Records to use:
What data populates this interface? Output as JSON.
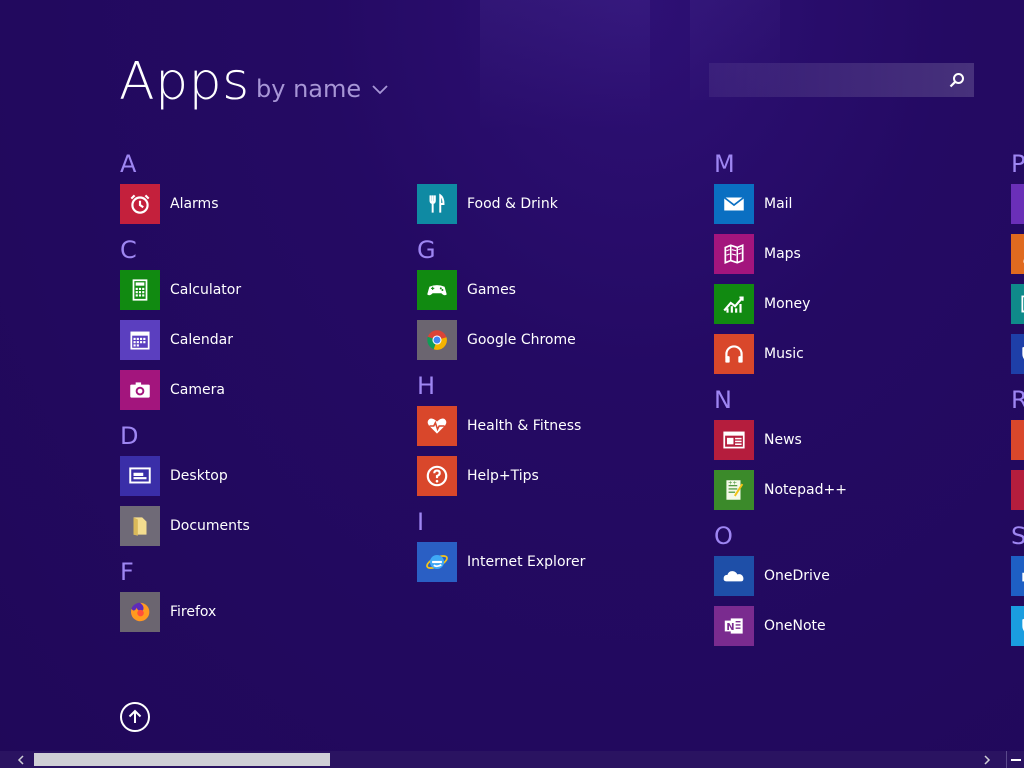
{
  "header": {
    "title": "Apps",
    "sort_label": "by name"
  },
  "search": {
    "value": "",
    "placeholder": ""
  },
  "columns": [
    {
      "groups": [
        {
          "letter": "A",
          "apps": [
            {
              "label": "Alarms",
              "color": "#c4203c",
              "icon": "alarm-clock-icon"
            }
          ]
        },
        {
          "letter": "C",
          "apps": [
            {
              "label": "Calculator",
              "color": "#118a11",
              "icon": "calculator-icon"
            },
            {
              "label": "Calendar",
              "color": "#5b3fbf",
              "icon": "calendar-icon"
            },
            {
              "label": "Camera",
              "color": "#a3157d",
              "icon": "camera-icon"
            }
          ]
        },
        {
          "letter": "D",
          "apps": [
            {
              "label": "Desktop",
              "color": "#3a2ea8",
              "icon": "desktop-icon"
            },
            {
              "label": "Documents",
              "color": "#6f6a77",
              "icon": "folder-icon"
            }
          ]
        },
        {
          "letter": "F",
          "apps": [
            {
              "label": "Firefox",
              "color": "#6b6570",
              "icon": "firefox-icon"
            }
          ]
        }
      ]
    },
    {
      "groups": [
        {
          "letter": "",
          "apps": [
            {
              "label": "Food & Drink",
              "color": "#0f8aa3",
              "icon": "fork-knife-icon"
            }
          ]
        },
        {
          "letter": "G",
          "apps": [
            {
              "label": "Games",
              "color": "#118a11",
              "icon": "gamepad-icon"
            },
            {
              "label": "Google Chrome",
              "color": "#6b6570",
              "icon": "chrome-icon"
            }
          ]
        },
        {
          "letter": "H",
          "apps": [
            {
              "label": "Health & Fitness",
              "color": "#d9472b",
              "icon": "heart-pulse-icon"
            },
            {
              "label": "Help+Tips",
              "color": "#d9472b",
              "icon": "question-icon"
            }
          ]
        },
        {
          "letter": "I",
          "apps": [
            {
              "label": "Internet Explorer",
              "color": "#2a5fc4",
              "icon": "internet-explorer-icon"
            }
          ]
        }
      ]
    },
    {
      "groups": [
        {
          "letter": "M",
          "apps": [
            {
              "label": "Mail",
              "color": "#0a6fc2",
              "icon": "mail-icon"
            },
            {
              "label": "Maps",
              "color": "#a3157d",
              "icon": "map-icon"
            },
            {
              "label": "Money",
              "color": "#118a11",
              "icon": "chart-icon"
            },
            {
              "label": "Music",
              "color": "#d9472b",
              "icon": "headphones-icon"
            }
          ]
        },
        {
          "letter": "N",
          "apps": [
            {
              "label": "News",
              "color": "#b51d3d",
              "icon": "news-icon"
            },
            {
              "label": "Notepad++",
              "color": "#3b8a2a",
              "icon": "notepad-icon"
            }
          ]
        },
        {
          "letter": "O",
          "apps": [
            {
              "label": "OneDrive",
              "color": "#1e4fa8",
              "icon": "cloud-icon"
            },
            {
              "label": "OneNote",
              "color": "#7a2b8f",
              "icon": "onenote-icon"
            }
          ]
        }
      ]
    },
    {
      "groups": [
        {
          "letter": "P",
          "apps": [
            {
              "label": "",
              "color": "#6a2fb8",
              "icon": "gear-icon"
            },
            {
              "label": "",
              "color": "#e06a1f",
              "icon": "people-icon"
            },
            {
              "label": "",
              "color": "#0f8a8a",
              "icon": "photos-icon"
            },
            {
              "label": "",
              "color": "#1e3fa8",
              "icon": "shield-icon"
            }
          ]
        },
        {
          "letter": "R",
          "apps": [
            {
              "label": "",
              "color": "#d9472b",
              "icon": "reader-icon"
            },
            {
              "label": "",
              "color": "#b51d3d",
              "icon": "reading-list-icon"
            }
          ]
        },
        {
          "letter": "S",
          "apps": [
            {
              "label": "",
              "color": "#1e5fc4",
              "icon": "scan-icon"
            },
            {
              "label": "",
              "color": "#1a9de0",
              "icon": "shield-icon"
            }
          ]
        }
      ]
    }
  ]
}
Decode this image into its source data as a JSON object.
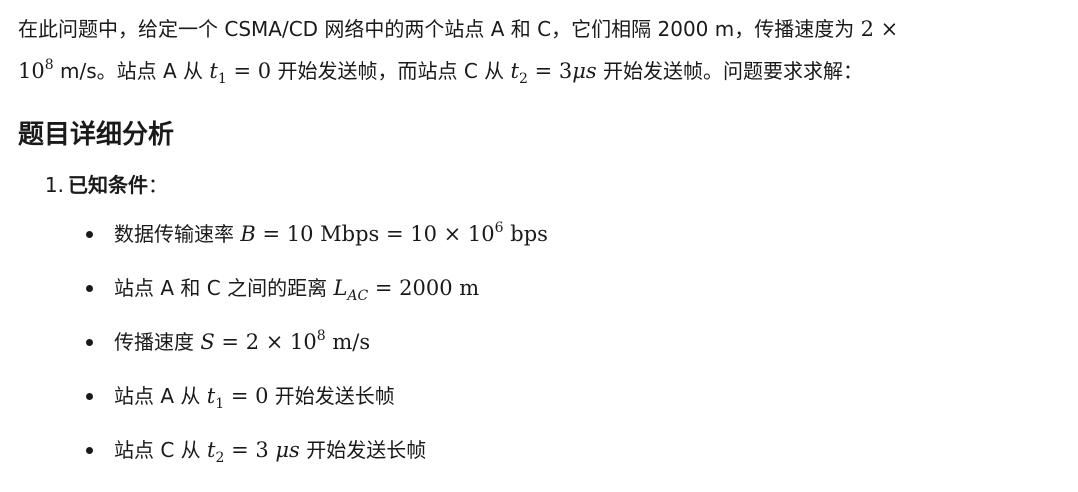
{
  "intro": {
    "line1": {
      "text": "在此问题中，给定一个 CSMA/CD 网络中的两个站点 A 和 C，它们相隔 2000 m，传播速度为 ",
      "math": "2 ×"
    },
    "line2": {
      "base": "10",
      "exp": "8",
      "after_pow": " m/s。站点 A 从 ",
      "t1_var": "t",
      "t1_sub": "1",
      "t1_eq": " = 0",
      "mid": " 开始发送帧，而站点 C 从 ",
      "t2_var": "t",
      "t2_sub": "2",
      "t2_eq": " = 3",
      "t2_unit": "μs",
      "end": " 开始发送帧。问题要求求解："
    }
  },
  "section": {
    "title": "题目详细分析"
  },
  "item1": {
    "number": "1.",
    "label": "已知条件",
    "colon": "："
  },
  "bullets": {
    "b1": {
      "text": "数据传输速率 ",
      "var": "B",
      "eq": " = 10 Mbps = 10 × 10",
      "exp": "6",
      "unit": " bps"
    },
    "b2": {
      "text": "站点 A 和 C 之间的距离 ",
      "var": "L",
      "sub": "AC",
      "eq": " = 2000 m"
    },
    "b3": {
      "text": "传播速度 ",
      "var": "S",
      "eq": " = 2 × 10",
      "exp": "8",
      "unit": " m/s"
    },
    "b4": {
      "text": "站点 A 从 ",
      "var": "t",
      "sub": "1",
      "eq": " = 0",
      "after": " 开始发送长帧"
    },
    "b5": {
      "text": "站点 C 从 ",
      "var": "t",
      "sub": "2",
      "eq": " = 3 ",
      "unit": "μs",
      "after": " 开始发送长帧"
    }
  }
}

Given instruction: Copy everything in the records above except the pictures, exactly as written.

Correct result:
What data populates this interface? Output as JSON.
{
  "header": {
    "title": "Apps",
    "sort_label": "by name"
  },
  "search": {
    "value": "",
    "placeholder": ""
  },
  "columns": [
    {
      "groups": [
        {
          "letter": "A",
          "apps": [
            {
              "label": "Alarms",
              "color": "#c4203c",
              "icon": "alarm-clock-icon"
            }
          ]
        },
        {
          "letter": "C",
          "apps": [
            {
              "label": "Calculator",
              "color": "#118a11",
              "icon": "calculator-icon"
            },
            {
              "label": "Calendar",
              "color": "#5b3fbf",
              "icon": "calendar-icon"
            },
            {
              "label": "Camera",
              "color": "#a3157d",
              "icon": "camera-icon"
            }
          ]
        },
        {
          "letter": "D",
          "apps": [
            {
              "label": "Desktop",
              "color": "#3a2ea8",
              "icon": "desktop-icon"
            },
            {
              "label": "Documents",
              "color": "#6f6a77",
              "icon": "folder-icon"
            }
          ]
        },
        {
          "letter": "F",
          "apps": [
            {
              "label": "Firefox",
              "color": "#6b6570",
              "icon": "firefox-icon"
            }
          ]
        }
      ]
    },
    {
      "groups": [
        {
          "letter": "",
          "apps": [
            {
              "label": "Food & Drink",
              "color": "#0f8aa3",
              "icon": "fork-knife-icon"
            }
          ]
        },
        {
          "letter": "G",
          "apps": [
            {
              "label": "Games",
              "color": "#118a11",
              "icon": "gamepad-icon"
            },
            {
              "label": "Google Chrome",
              "color": "#6b6570",
              "icon": "chrome-icon"
            }
          ]
        },
        {
          "letter": "H",
          "apps": [
            {
              "label": "Health & Fitness",
              "color": "#d9472b",
              "icon": "heart-pulse-icon"
            },
            {
              "label": "Help+Tips",
              "color": "#d9472b",
              "icon": "question-icon"
            }
          ]
        },
        {
          "letter": "I",
          "apps": [
            {
              "label": "Internet Explorer",
              "color": "#2a5fc4",
              "icon": "internet-explorer-icon"
            }
          ]
        }
      ]
    },
    {
      "groups": [
        {
          "letter": "M",
          "apps": [
            {
              "label": "Mail",
              "color": "#0a6fc2",
              "icon": "mail-icon"
            },
            {
              "label": "Maps",
              "color": "#a3157d",
              "icon": "map-icon"
            },
            {
              "label": "Money",
              "color": "#118a11",
              "icon": "chart-icon"
            },
            {
              "label": "Music",
              "color": "#d9472b",
              "icon": "headphones-icon"
            }
          ]
        },
        {
          "letter": "N",
          "apps": [
            {
              "label": "News",
              "color": "#b51d3d",
              "icon": "news-icon"
            },
            {
              "label": "Notepad++",
              "color": "#3b8a2a",
              "icon": "notepad-icon"
            }
          ]
        },
        {
          "letter": "O",
          "apps": [
            {
              "label": "OneDrive",
              "color": "#1e4fa8",
              "icon": "cloud-icon"
            },
            {
              "label": "OneNote",
              "color": "#7a2b8f",
              "icon": "onenote-icon"
            }
          ]
        }
      ]
    },
    {
      "groups": [
        {
          "letter": "P",
          "apps": [
            {
              "label": "",
              "color": "#6a2fb8",
              "icon": "gear-icon"
            },
            {
              "label": "",
              "color": "#e06a1f",
              "icon": "people-icon"
            },
            {
              "label": "",
              "color": "#0f8a8a",
              "icon": "photos-icon"
            },
            {
              "label": "",
              "color": "#1e3fa8",
              "icon": "shield-icon"
            }
          ]
        },
        {
          "letter": "R",
          "apps": [
            {
              "label": "",
              "color": "#d9472b",
              "icon": "reader-icon"
            },
            {
              "label": "",
              "color": "#b51d3d",
              "icon": "reading-list-icon"
            }
          ]
        },
        {
          "letter": "S",
          "apps": [
            {
              "label": "",
              "color": "#1e5fc4",
              "icon": "scan-icon"
            },
            {
              "label": "",
              "color": "#1a9de0",
              "icon": "shield-icon"
            }
          ]
        }
      ]
    }
  ]
}
Decode this image into its source data as a JSON object.
{
  "intro": {
    "line1": {
      "text": "在此问题中，给定一个 CSMA/CD 网络中的两个站点 A 和 C，它们相隔 2000 m，传播速度为 ",
      "math": "2 ×"
    },
    "line2": {
      "base": "10",
      "exp": "8",
      "after_pow": " m/s。站点 A 从 ",
      "t1_var": "t",
      "t1_sub": "1",
      "t1_eq": " = 0",
      "mid": " 开始发送帧，而站点 C 从 ",
      "t2_var": "t",
      "t2_sub": "2",
      "t2_eq": " = 3",
      "t2_unit": "μs",
      "end": " 开始发送帧。问题要求求解："
    }
  },
  "section": {
    "title": "题目详细分析"
  },
  "item1": {
    "number": "1.",
    "label": "已知条件",
    "colon": "："
  },
  "bullets": {
    "b1": {
      "text": "数据传输速率 ",
      "var": "B",
      "eq": " = 10 Mbps = 10 × 10",
      "exp": "6",
      "unit": " bps"
    },
    "b2": {
      "text": "站点 A 和 C 之间的距离 ",
      "var": "L",
      "sub": "AC",
      "eq": " = 2000 m"
    },
    "b3": {
      "text": "传播速度 ",
      "var": "S",
      "eq": " = 2 × 10",
      "exp": "8",
      "unit": " m/s"
    },
    "b4": {
      "text": "站点 A 从 ",
      "var": "t",
      "sub": "1",
      "eq": " = 0",
      "after": " 开始发送长帧"
    },
    "b5": {
      "text": "站点 C 从 ",
      "var": "t",
      "sub": "2",
      "eq": " = 3 ",
      "unit": "μs",
      "after": " 开始发送长帧"
    }
  }
}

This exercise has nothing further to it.